__TASK DETAILS__
Search the records for the string "Catharina" and return each line that has it.

Excerpts from a dataset:
# # # # #
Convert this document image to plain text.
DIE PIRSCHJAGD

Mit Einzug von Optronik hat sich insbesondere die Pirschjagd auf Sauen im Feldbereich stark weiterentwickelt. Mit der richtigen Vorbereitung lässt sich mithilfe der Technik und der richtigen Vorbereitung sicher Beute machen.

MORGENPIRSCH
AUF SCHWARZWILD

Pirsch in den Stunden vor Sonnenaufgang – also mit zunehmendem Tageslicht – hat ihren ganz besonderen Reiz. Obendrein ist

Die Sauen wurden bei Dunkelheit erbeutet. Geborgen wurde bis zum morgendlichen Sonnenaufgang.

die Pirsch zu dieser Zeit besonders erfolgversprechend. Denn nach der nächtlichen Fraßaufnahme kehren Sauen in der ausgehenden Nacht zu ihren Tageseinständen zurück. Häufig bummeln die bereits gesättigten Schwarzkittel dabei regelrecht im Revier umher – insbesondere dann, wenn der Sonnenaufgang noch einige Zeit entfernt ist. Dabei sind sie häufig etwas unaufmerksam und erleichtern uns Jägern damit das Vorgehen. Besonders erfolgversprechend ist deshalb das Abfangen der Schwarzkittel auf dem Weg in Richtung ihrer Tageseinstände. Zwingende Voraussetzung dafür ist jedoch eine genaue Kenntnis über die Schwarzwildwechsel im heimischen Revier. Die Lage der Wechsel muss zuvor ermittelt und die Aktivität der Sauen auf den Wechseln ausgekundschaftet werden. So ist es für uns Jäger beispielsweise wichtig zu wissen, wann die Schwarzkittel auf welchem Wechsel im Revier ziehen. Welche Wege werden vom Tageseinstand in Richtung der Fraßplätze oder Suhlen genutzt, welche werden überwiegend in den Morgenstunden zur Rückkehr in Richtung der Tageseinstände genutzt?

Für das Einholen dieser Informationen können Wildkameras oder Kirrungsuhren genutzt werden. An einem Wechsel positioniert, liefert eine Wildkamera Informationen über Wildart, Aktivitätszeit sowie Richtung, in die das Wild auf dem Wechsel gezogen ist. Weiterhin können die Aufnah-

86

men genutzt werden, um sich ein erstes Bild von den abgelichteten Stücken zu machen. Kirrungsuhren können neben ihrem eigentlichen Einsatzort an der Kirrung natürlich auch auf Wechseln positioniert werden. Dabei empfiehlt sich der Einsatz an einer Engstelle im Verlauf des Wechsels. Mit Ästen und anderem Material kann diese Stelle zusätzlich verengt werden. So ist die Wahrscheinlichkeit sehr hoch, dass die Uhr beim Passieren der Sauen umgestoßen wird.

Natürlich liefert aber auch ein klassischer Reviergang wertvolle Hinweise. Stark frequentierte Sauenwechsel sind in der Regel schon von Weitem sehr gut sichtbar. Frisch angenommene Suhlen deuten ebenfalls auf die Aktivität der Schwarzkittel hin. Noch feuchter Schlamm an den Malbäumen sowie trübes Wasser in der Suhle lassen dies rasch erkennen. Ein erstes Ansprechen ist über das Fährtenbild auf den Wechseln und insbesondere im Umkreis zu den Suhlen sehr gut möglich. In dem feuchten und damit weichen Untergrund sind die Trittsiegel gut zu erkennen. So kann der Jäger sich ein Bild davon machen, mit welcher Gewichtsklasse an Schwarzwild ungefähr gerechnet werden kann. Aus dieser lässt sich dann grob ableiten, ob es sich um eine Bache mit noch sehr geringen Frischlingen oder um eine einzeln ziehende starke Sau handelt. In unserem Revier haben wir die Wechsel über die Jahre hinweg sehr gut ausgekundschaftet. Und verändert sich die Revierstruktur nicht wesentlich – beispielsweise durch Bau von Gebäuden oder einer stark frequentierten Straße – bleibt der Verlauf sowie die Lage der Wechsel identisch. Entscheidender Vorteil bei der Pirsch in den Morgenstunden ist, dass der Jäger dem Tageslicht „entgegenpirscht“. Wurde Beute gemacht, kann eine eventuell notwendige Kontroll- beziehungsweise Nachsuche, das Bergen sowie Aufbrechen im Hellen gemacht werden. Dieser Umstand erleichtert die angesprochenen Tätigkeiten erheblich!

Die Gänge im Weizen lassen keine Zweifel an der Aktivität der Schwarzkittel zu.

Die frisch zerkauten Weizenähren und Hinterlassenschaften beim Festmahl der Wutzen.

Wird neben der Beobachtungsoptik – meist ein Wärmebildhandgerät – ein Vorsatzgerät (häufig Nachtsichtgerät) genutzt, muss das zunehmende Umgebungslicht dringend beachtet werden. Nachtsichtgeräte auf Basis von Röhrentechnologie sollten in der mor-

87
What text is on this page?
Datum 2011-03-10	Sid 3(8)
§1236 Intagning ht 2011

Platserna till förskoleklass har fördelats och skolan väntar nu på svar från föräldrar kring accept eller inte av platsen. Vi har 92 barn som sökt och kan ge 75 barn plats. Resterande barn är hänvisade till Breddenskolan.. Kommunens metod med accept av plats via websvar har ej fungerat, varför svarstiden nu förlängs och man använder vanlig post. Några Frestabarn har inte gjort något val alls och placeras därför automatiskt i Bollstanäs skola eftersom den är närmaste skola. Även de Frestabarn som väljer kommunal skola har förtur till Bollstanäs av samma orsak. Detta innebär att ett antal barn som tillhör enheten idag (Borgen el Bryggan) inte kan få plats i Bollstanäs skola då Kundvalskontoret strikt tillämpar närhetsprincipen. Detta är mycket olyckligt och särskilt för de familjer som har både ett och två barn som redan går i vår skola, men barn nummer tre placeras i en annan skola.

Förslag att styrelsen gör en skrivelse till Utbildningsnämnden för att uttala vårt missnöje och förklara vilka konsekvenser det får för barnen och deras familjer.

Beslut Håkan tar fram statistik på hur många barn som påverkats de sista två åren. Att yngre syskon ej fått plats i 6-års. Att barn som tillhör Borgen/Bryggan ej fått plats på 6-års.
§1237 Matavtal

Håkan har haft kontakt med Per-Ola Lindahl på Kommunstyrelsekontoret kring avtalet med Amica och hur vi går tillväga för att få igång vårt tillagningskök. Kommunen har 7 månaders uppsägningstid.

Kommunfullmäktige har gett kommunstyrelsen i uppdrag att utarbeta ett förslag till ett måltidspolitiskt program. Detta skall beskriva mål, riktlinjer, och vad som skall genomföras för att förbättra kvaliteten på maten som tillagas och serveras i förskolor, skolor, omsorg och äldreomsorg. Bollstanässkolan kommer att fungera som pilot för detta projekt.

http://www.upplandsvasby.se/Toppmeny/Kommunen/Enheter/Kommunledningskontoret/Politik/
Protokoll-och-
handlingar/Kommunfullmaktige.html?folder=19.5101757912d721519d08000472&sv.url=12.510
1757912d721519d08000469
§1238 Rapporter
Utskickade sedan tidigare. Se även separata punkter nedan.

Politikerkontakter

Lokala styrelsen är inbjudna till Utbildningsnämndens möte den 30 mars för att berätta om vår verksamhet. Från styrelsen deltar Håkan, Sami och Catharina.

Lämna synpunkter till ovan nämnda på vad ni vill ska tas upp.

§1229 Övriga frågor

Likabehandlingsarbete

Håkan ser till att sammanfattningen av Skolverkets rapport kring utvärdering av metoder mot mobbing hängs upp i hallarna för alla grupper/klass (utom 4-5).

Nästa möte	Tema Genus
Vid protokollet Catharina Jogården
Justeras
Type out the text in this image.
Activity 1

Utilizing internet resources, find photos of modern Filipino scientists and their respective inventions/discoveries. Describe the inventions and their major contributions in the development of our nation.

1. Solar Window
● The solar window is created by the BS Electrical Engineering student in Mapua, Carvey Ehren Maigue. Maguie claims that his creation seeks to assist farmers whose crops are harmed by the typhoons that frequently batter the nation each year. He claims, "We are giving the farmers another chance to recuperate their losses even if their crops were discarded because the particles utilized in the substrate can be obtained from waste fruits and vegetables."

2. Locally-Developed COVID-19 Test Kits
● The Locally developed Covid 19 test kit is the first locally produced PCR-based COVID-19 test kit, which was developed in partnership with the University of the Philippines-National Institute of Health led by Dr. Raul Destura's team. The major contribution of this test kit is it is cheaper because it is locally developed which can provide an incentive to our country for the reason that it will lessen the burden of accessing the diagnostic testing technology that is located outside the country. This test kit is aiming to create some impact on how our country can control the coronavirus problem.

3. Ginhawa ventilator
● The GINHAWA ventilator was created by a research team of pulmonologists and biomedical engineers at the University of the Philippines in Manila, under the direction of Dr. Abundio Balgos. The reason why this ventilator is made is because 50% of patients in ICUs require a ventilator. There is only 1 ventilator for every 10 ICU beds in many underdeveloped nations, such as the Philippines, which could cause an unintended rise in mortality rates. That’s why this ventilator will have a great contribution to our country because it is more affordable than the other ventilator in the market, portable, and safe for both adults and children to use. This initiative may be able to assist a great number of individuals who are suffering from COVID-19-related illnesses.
# # # # #
__TASK OUTPUT__
Lokala styrelsen är inbjudna till Utbildningsnämndens möte den 30 mars för att berätta om vår verksamhet. Från styrelsen deltar Håkan, Sami och Catharina.
Vid protokollet Catharina Jogården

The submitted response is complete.